Can you edit the items by starting at the line that has "grid-cell[interactable] — [435, 457, 464, 486]" and stopping after the one that has "grid-cell[interactable] — [551, 254, 580, 283]", swapping "clue-item" for "clue-entry" and changing nothing else? Return only those lines.

....

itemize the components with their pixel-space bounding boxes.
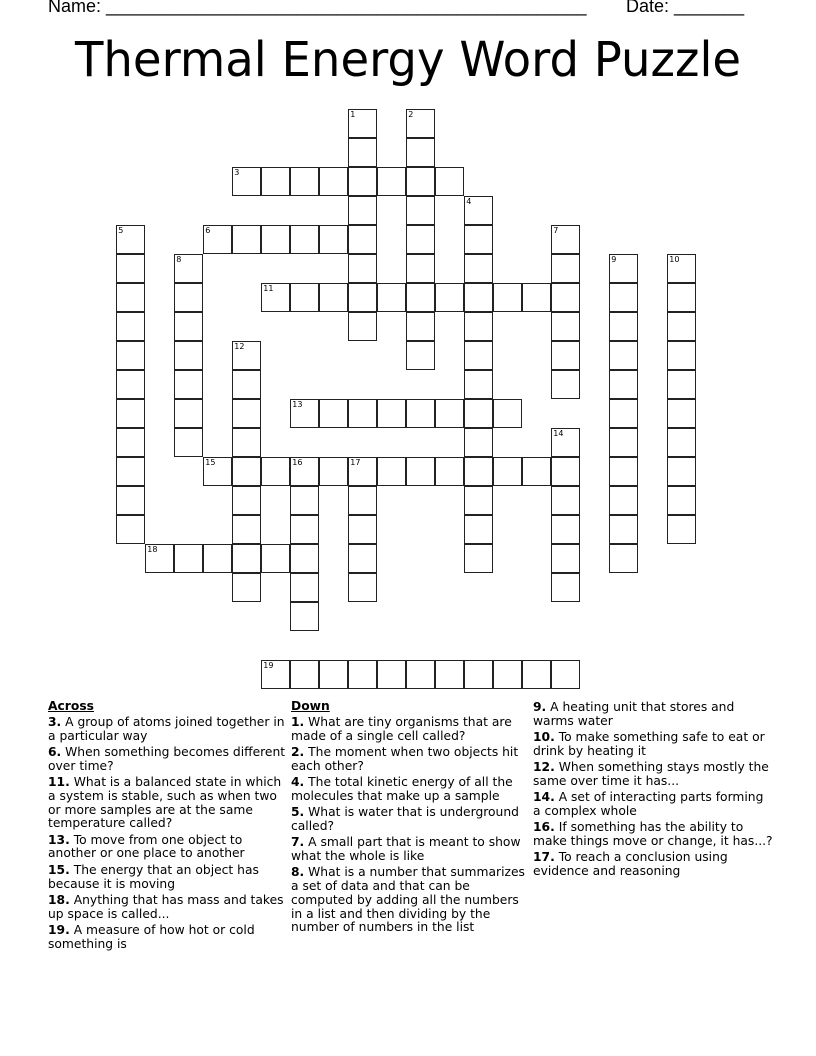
grid-cell[interactable] — [435, 457, 464, 486]
down-clue-list-continued — [533, 701, 773, 879]
clue-number: 16 — [292, 458, 303, 468]
clue-number-label: 10. — [533, 730, 555, 745]
grid-cell[interactable] — [377, 457, 406, 486]
grid-cell[interactable] — [174, 399, 203, 428]
grid-cell[interactable] — [377, 399, 406, 428]
grid-cell[interactable] — [551, 544, 580, 573]
clue-item — [291, 836, 531, 864]
grid-cell[interactable] — [551, 428, 580, 457]
grid-cell[interactable] — [174, 254, 203, 283]
grid-cell[interactable] — [348, 399, 377, 428]
grid-cell[interactable] — [261, 167, 290, 196]
grid-cell[interactable] — [348, 254, 377, 283]
grid-cell[interactable] — [290, 515, 319, 544]
clue-item — [291, 746, 531, 774]
grid-cell[interactable] — [116, 225, 145, 254]
grid-cell[interactable] — [348, 486, 377, 515]
clue-item — [48, 834, 288, 862]
clue-item — [291, 776, 531, 804]
grid-cell[interactable] — [174, 544, 203, 573]
clue-item — [291, 716, 531, 744]
grid-cell[interactable] — [406, 138, 435, 167]
grid-cell[interactable] — [290, 573, 319, 602]
grid-cell[interactable] — [609, 399, 638, 428]
grid-cell[interactable] — [116, 312, 145, 341]
grid-cell[interactable] — [609, 341, 638, 370]
clue-item — [48, 894, 288, 922]
grid-cell[interactable] — [609, 254, 638, 283]
grid-cell[interactable] — [551, 254, 580, 283]
grid-cell[interactable] — [667, 399, 696, 428]
grid-cell[interactable] — [116, 399, 145, 428]
grid-cell[interactable] — [116, 486, 145, 515]
grid-cell[interactable] — [290, 399, 319, 428]
grid-cell[interactable] — [203, 225, 232, 254]
grid-cell[interactable] — [464, 370, 493, 399]
clue-number: 2 — [408, 110, 414, 120]
clue-number: 9 — [611, 255, 617, 265]
clue-number-label: 11. — [48, 774, 70, 789]
grid-cell[interactable] — [116, 370, 145, 399]
down-heading: Down — [291, 699, 330, 713]
grid-cell[interactable] — [667, 312, 696, 341]
clue-text: A set of interacting parts forming a complex whole — [533, 790, 764, 819]
grid-cell[interactable] — [551, 283, 580, 312]
grid-cell[interactable] — [290, 283, 319, 312]
across-clue-list — [48, 716, 288, 952]
grid-cell[interactable] — [406, 196, 435, 225]
clue-item — [48, 716, 288, 744]
grid-cell[interactable] — [609, 312, 638, 341]
grid-cell[interactable] — [116, 428, 145, 457]
clue-number-label: 3. — [48, 714, 62, 729]
grid-cell[interactable] — [290, 486, 319, 515]
clue-number-label: 2. — [291, 744, 305, 759]
grid-cell[interactable] — [290, 602, 319, 631]
clue-number-label: 15. — [48, 862, 70, 877]
clue-number-label: 14. — [533, 790, 555, 805]
clue-text: What is a number that summarizes a set of data and that can be computed by adding all the numbers in a list and then dividing by the number of numbers in the list — [291, 865, 525, 935]
clue-text: A heating unit that stores and warms water — [533, 700, 735, 728]
grid-cell[interactable] — [319, 283, 348, 312]
grid-cell[interactable] — [522, 283, 551, 312]
grid-cell[interactable] — [348, 196, 377, 225]
grid-cell[interactable] — [116, 341, 145, 370]
clue-number: 13 — [292, 400, 303, 410]
grid-cell[interactable] — [667, 341, 696, 370]
grid-cell[interactable] — [348, 167, 377, 196]
clue-number-label: 17. — [533, 850, 555, 865]
grid-cell[interactable] — [609, 486, 638, 515]
grid-cell[interactable] — [203, 457, 232, 486]
clue-number: 12 — [234, 342, 245, 352]
grid-cell[interactable] — [261, 225, 290, 254]
clue-text: The total kinetic energy of all the molecules that make up a sample — [291, 774, 513, 803]
grid-cell[interactable] — [319, 225, 348, 254]
grid-cell[interactable] — [348, 544, 377, 573]
grid-cell[interactable] — [116, 515, 145, 544]
grid-cell[interactable] — [348, 109, 377, 138]
grid-cell[interactable] — [464, 341, 493, 370]
grid-cell[interactable] — [609, 544, 638, 573]
clue-text: What is water that is underground called? — [291, 805, 519, 833]
grid-cell[interactable] — [464, 225, 493, 254]
clue-number: 14 — [553, 429, 564, 439]
grid-cell[interactable] — [261, 457, 290, 486]
grid-cell[interactable] — [290, 167, 319, 196]
grid-cell[interactable] — [290, 457, 319, 486]
across-heading: Across — [48, 699, 94, 713]
clue-number-label: 7. — [291, 835, 305, 850]
clue-item — [533, 731, 773, 759]
clue-number: 3 — [234, 168, 240, 178]
grid-cell[interactable] — [232, 428, 261, 457]
clue-text: Anything that has mass and takes up space is called... — [48, 892, 284, 921]
grid-cell[interactable] — [609, 370, 638, 399]
clue-item — [291, 806, 531, 834]
grid-cell[interactable] — [116, 254, 145, 283]
clue-text: If something has the ability to make things move or change, it has...? — [533, 820, 773, 849]
grid-cell[interactable] — [203, 544, 232, 573]
grid-cell[interactable] — [464, 486, 493, 515]
grid-cell[interactable] — [406, 312, 435, 341]
grid-cell[interactable] — [232, 486, 261, 515]
grid-cell[interactable] — [493, 283, 522, 312]
grid-cell[interactable] — [522, 457, 551, 486]
grid-cell[interactable] — [522, 660, 551, 689]
page-title: Thermal Energy Word Puzzle — [74, 32, 742, 88]
clue-number: 18 — [147, 545, 158, 555]
grid-cell[interactable] — [406, 399, 435, 428]
grid-cell[interactable] — [290, 544, 319, 573]
grid-cell[interactable] — [667, 457, 696, 486]
date-field[interactable]: Date: _______ — [626, 0, 745, 16]
grid-cell[interactable] — [551, 486, 580, 515]
clue-number-label: 5. — [291, 805, 305, 820]
grid-cell[interactable] — [464, 196, 493, 225]
clue-number: 11 — [263, 284, 274, 294]
grid-cell[interactable] — [667, 515, 696, 544]
grid-cell[interactable] — [174, 283, 203, 312]
clue-number: 17 — [350, 458, 361, 468]
clue-text: The energy that an object has because it is moving — [48, 862, 259, 891]
grid-cell[interactable] — [435, 283, 464, 312]
grid-cell[interactable] — [464, 660, 493, 689]
clue-number-label: 1. — [291, 714, 305, 729]
grid-cell[interactable] — [319, 660, 348, 689]
grid-cell[interactable] — [406, 225, 435, 254]
grid-cell[interactable] — [464, 428, 493, 457]
grid-cell[interactable] — [551, 660, 580, 689]
clue-number: 5 — [118, 226, 124, 236]
clue-text: When something becomes different over time? — [48, 744, 286, 773]
clue-text: When something stays mostly the same over time it has... — [533, 760, 769, 788]
grid-cell[interactable] — [551, 225, 580, 254]
clue-text: To make something safe to eat or drink by heating it — [533, 730, 765, 758]
clue-item — [48, 924, 288, 952]
clue-item — [533, 821, 773, 849]
grid-cell[interactable] — [261, 544, 290, 573]
clue-number: 6 — [205, 226, 211, 236]
clue-text: A measure of how hot or cold something is — [48, 922, 255, 951]
across-clues — [48, 700, 288, 954]
grid-cell[interactable] — [232, 225, 261, 254]
grid-cell[interactable] — [174, 370, 203, 399]
grid-cell[interactable] — [667, 486, 696, 515]
grid-cell[interactable] — [319, 167, 348, 196]
clue-number: 10 — [669, 255, 680, 265]
grid-cell[interactable] — [435, 399, 464, 428]
grid-cell[interactable] — [348, 225, 377, 254]
grid-cell[interactable] — [348, 660, 377, 689]
grid-cell[interactable] — [319, 399, 348, 428]
clue-text: What is a balanced state in which a system is stable, such as when two or more samples are at the same temperature called? — [48, 774, 282, 831]
clue-text: To reach a conclusion using evidence and reasoning — [533, 850, 728, 879]
grid-cell[interactable] — [609, 283, 638, 312]
grid-cell[interactable] — [464, 283, 493, 312]
grid-cell[interactable] — [406, 167, 435, 196]
grid-cell[interactable] — [319, 457, 348, 486]
grid-cell[interactable] — [406, 283, 435, 312]
down-clue-list — [291, 716, 531, 935]
grid-cell[interactable] — [406, 457, 435, 486]
clue-number: 1 — [350, 110, 356, 120]
grid-cell[interactable] — [116, 457, 145, 486]
grid-cell[interactable] — [493, 399, 522, 428]
clue-number-label: 4. — [291, 774, 305, 789]
clue-number: 4 — [466, 197, 472, 207]
grid-cell[interactable] — [377, 283, 406, 312]
grid-cell[interactable] — [348, 138, 377, 167]
grid-cell[interactable] — [145, 544, 174, 573]
grid-cell[interactable] — [464, 457, 493, 486]
grid-cell[interactable] — [232, 515, 261, 544]
grid-cell[interactable] — [348, 515, 377, 544]
grid-cell[interactable] — [435, 167, 464, 196]
down-clues-continued — [533, 700, 773, 882]
clue-number: 15 — [205, 458, 216, 468]
grid-cell[interactable] — [232, 399, 261, 428]
grid-cell[interactable] — [551, 312, 580, 341]
grid-cell[interactable] — [406, 660, 435, 689]
grid-cell[interactable] — [609, 515, 638, 544]
clue-number-label: 9. — [533, 700, 547, 714]
grid-cell[interactable] — [667, 254, 696, 283]
grid-cell[interactable] — [551, 370, 580, 399]
grid-cell[interactable] — [232, 167, 261, 196]
clue-number-label: 16. — [533, 820, 555, 835]
name-field[interactable]: Name: ________________________________________________ — [48, 0, 587, 16]
grid-cell[interactable] — [232, 457, 261, 486]
clue-number-label: 12. — [533, 760, 555, 775]
clue-text: A small part that is meant to show what the whole is like — [291, 835, 521, 863]
grid-cell[interactable] — [261, 660, 290, 689]
grid-cell[interactable] — [464, 312, 493, 341]
grid-cell[interactable] — [232, 341, 261, 370]
grid-cell[interactable] — [464, 399, 493, 428]
grid-cell[interactable] — [348, 573, 377, 602]
grid-cell[interactable] — [290, 660, 319, 689]
grid-cell[interactable] — [232, 573, 261, 602]
down-clues — [291, 700, 531, 938]
clue-text: What are tiny organisms that are made of a single cell called? — [291, 714, 512, 743]
grid-cell[interactable] — [493, 660, 522, 689]
grid-cell[interactable] — [667, 370, 696, 399]
clue-item — [48, 746, 288, 774]
grid-cell[interactable] — [406, 254, 435, 283]
grid-cell[interactable] — [261, 283, 290, 312]
grid-cell[interactable] — [232, 370, 261, 399]
clue-number-label: 19. — [48, 922, 70, 937]
grid-cell[interactable] — [551, 515, 580, 544]
grid-cell[interactable] — [232, 544, 261, 573]
clue-item — [533, 851, 773, 879]
grid-cell[interactable] — [174, 341, 203, 370]
grid-cell[interactable] — [493, 457, 522, 486]
clue-number: 7 — [553, 226, 559, 236]
clue-text: A group of atoms joined together in a particular way — [48, 714, 285, 743]
grid-cell[interactable] — [551, 341, 580, 370]
clue-number: 19 — [263, 661, 274, 671]
grid-cell[interactable] — [667, 283, 696, 312]
clue-item — [533, 791, 773, 819]
grid-cell[interactable] — [116, 283, 145, 312]
grid-cell[interactable] — [377, 660, 406, 689]
clue-item — [533, 701, 773, 729]
clue-number: 8 — [176, 255, 182, 265]
clue-item — [48, 864, 288, 892]
clue-number-label: 6. — [48, 744, 62, 759]
clue-item — [533, 761, 773, 789]
grid-cell[interactable] — [348, 283, 377, 312]
grid-cell[interactable] — [551, 573, 580, 602]
grid-cell[interactable] — [464, 544, 493, 573]
clue-text: To move from one object to another or one place to another — [48, 832, 245, 861]
grid-cell[interactable] — [609, 428, 638, 457]
grid-cell[interactable] — [406, 109, 435, 138]
grid-cell[interactable] — [609, 457, 638, 486]
clue-number-label: 18. — [48, 892, 70, 907]
grid-cell[interactable] — [377, 167, 406, 196]
grid-cell[interactable] — [464, 515, 493, 544]
grid-cell[interactable] — [174, 312, 203, 341]
grid-cell[interactable] — [290, 225, 319, 254]
grid-cell[interactable] — [348, 312, 377, 341]
clue-number-label: 13. — [48, 832, 70, 847]
grid-cell[interactable] — [406, 341, 435, 370]
grid-cell[interactable] — [551, 457, 580, 486]
grid-cell[interactable] — [464, 254, 493, 283]
clue-item — [291, 866, 531, 935]
grid-cell[interactable] — [435, 660, 464, 689]
grid-cell[interactable] — [174, 428, 203, 457]
clue-text: The moment when two objects hit each other? — [291, 744, 519, 773]
grid-cell[interactable] — [667, 428, 696, 457]
clue-item — [48, 776, 288, 831]
grid-cell[interactable] — [348, 457, 377, 486]
clue-number-label: 8. — [291, 865, 305, 880]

....

Task result:
grid-cell[interactable] — [435, 457, 464, 486]
down-clue-list-continued — [533, 701, 773, 879]
clue-number: 16 — [292, 458, 303, 468]
clue-number-label: 10. — [533, 730, 555, 745]
grid-cell[interactable] — [377, 457, 406, 486]
grid-cell[interactable] — [174, 399, 203, 428]
grid-cell[interactable] — [377, 399, 406, 428]
grid-cell[interactable] — [551, 544, 580, 573]
clue-entry — [291, 836, 531, 864]
grid-cell[interactable] — [551, 428, 580, 457]
grid-cell[interactable] — [174, 254, 203, 283]
grid-cell[interactable] — [348, 399, 377, 428]
grid-cell[interactable] — [261, 167, 290, 196]
grid-cell[interactable] — [348, 254, 377, 283]
grid-cell[interactable] — [290, 515, 319, 544]
clue-entry — [291, 746, 531, 774]
grid-cell[interactable] — [116, 225, 145, 254]
grid-cell[interactable] — [348, 486, 377, 515]
clue-entry — [48, 834, 288, 862]
clue-entry — [291, 776, 531, 804]
grid-cell[interactable] — [174, 544, 203, 573]
clue-entry — [291, 716, 531, 744]
grid-cell[interactable] — [406, 138, 435, 167]
grid-cell[interactable] — [290, 573, 319, 602]
grid-cell[interactable] — [609, 399, 638, 428]
grid-cell[interactable] — [116, 312, 145, 341]
grid-cell[interactable] — [609, 341, 638, 370]
clue-entry — [48, 894, 288, 922]
grid-cell[interactable] — [609, 254, 638, 283]
grid-cell[interactable] — [551, 254, 580, 283]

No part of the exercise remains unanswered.